* RECORDED DATA
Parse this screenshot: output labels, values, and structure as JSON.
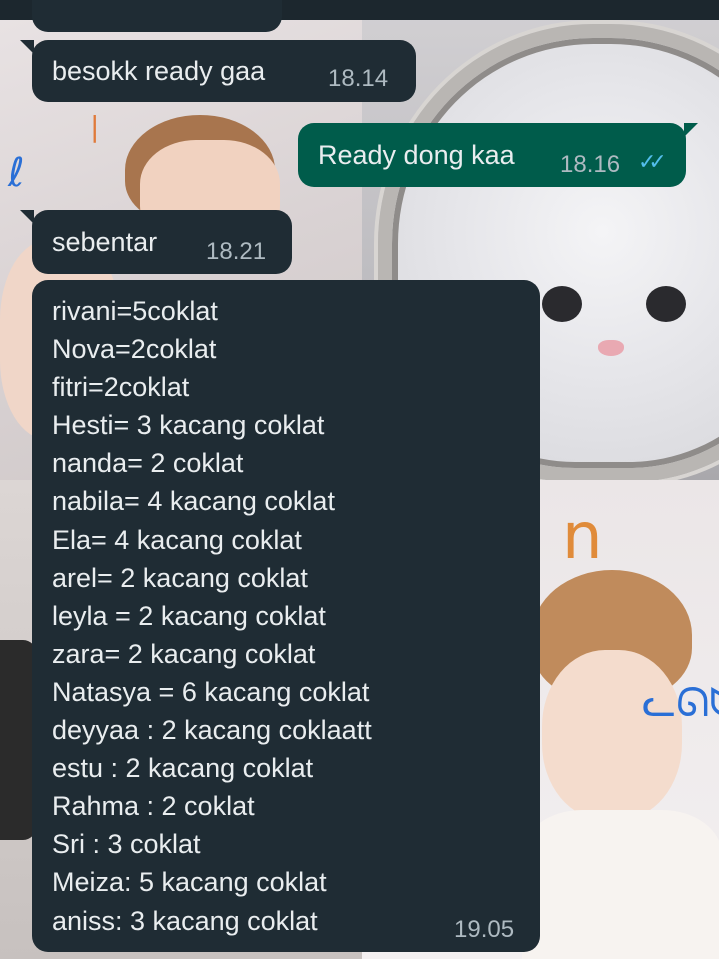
{
  "messages": [
    {
      "direction": "incoming",
      "text": "besokk ready gaa",
      "time": "18.14"
    },
    {
      "direction": "outgoing",
      "text": "Ready dong kaa",
      "time": "18.16",
      "status": "read",
      "status_icon": "double-check-icon"
    },
    {
      "direction": "incoming",
      "text": "sebentar",
      "time": "18.21"
    },
    {
      "direction": "incoming",
      "time": "19.05",
      "lines": [
        "rivani=5coklat",
        "Nova=2coklat",
        "fitri=2coklat",
        "Hesti= 3 kacang coklat",
        "nanda= 2 coklat",
        "nabila= 4 kacang coklat",
        "Ela= 4 kacang coklat",
        "arel= 2 kacang coklat",
        "leyla = 2 kacang coklat",
        "zara= 2 kacang coklat",
        "Natasya = 6 kacang coklat",
        "deyyaa : 2 kacang coklaatt",
        "estu : 2 kacang coklat",
        "Rahma : 2 coklat",
        "Sri : 3 coklat",
        "Meiza: 5 kacang coklat",
        "aniss: 3 kacang coklat"
      ]
    }
  ],
  "colors": {
    "incoming_bubble": "#1f2c34",
    "outgoing_bubble": "#005c4b",
    "text": "#e9edef",
    "timestamp": "#aebac1",
    "read_ticks": "#53bdeb"
  }
}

* DIRECTIONS
Leave the images out, please, and restate each line word for word.

* RESULT
Parse this screenshot: output labels, values, and structure as JSON.
{
  "messages": [
    {
      "direction": "incoming",
      "text": "besokk ready gaa",
      "time": "18.14"
    },
    {
      "direction": "outgoing",
      "text": "Ready dong kaa",
      "time": "18.16",
      "status": "read",
      "status_icon": "double-check-icon"
    },
    {
      "direction": "incoming",
      "text": "sebentar",
      "time": "18.21"
    },
    {
      "direction": "incoming",
      "time": "19.05",
      "lines": [
        "rivani=5coklat",
        "Nova=2coklat",
        "fitri=2coklat",
        "Hesti= 3 kacang coklat",
        "nanda= 2 coklat",
        "nabila= 4 kacang coklat",
        "Ela= 4 kacang coklat",
        "arel= 2 kacang coklat",
        "leyla = 2 kacang coklat",
        "zara= 2 kacang coklat",
        "Natasya = 6 kacang coklat",
        "deyyaa : 2 kacang coklaatt",
        "estu : 2 kacang coklat",
        "Rahma : 2 coklat",
        "Sri : 3 coklat",
        "Meiza: 5 kacang coklat",
        "aniss: 3 kacang coklat"
      ]
    }
  ],
  "colors": {
    "incoming_bubble": "#1f2c34",
    "outgoing_bubble": "#005c4b",
    "text": "#e9edef",
    "timestamp": "#aebac1",
    "read_ticks": "#53bdeb"
  }
}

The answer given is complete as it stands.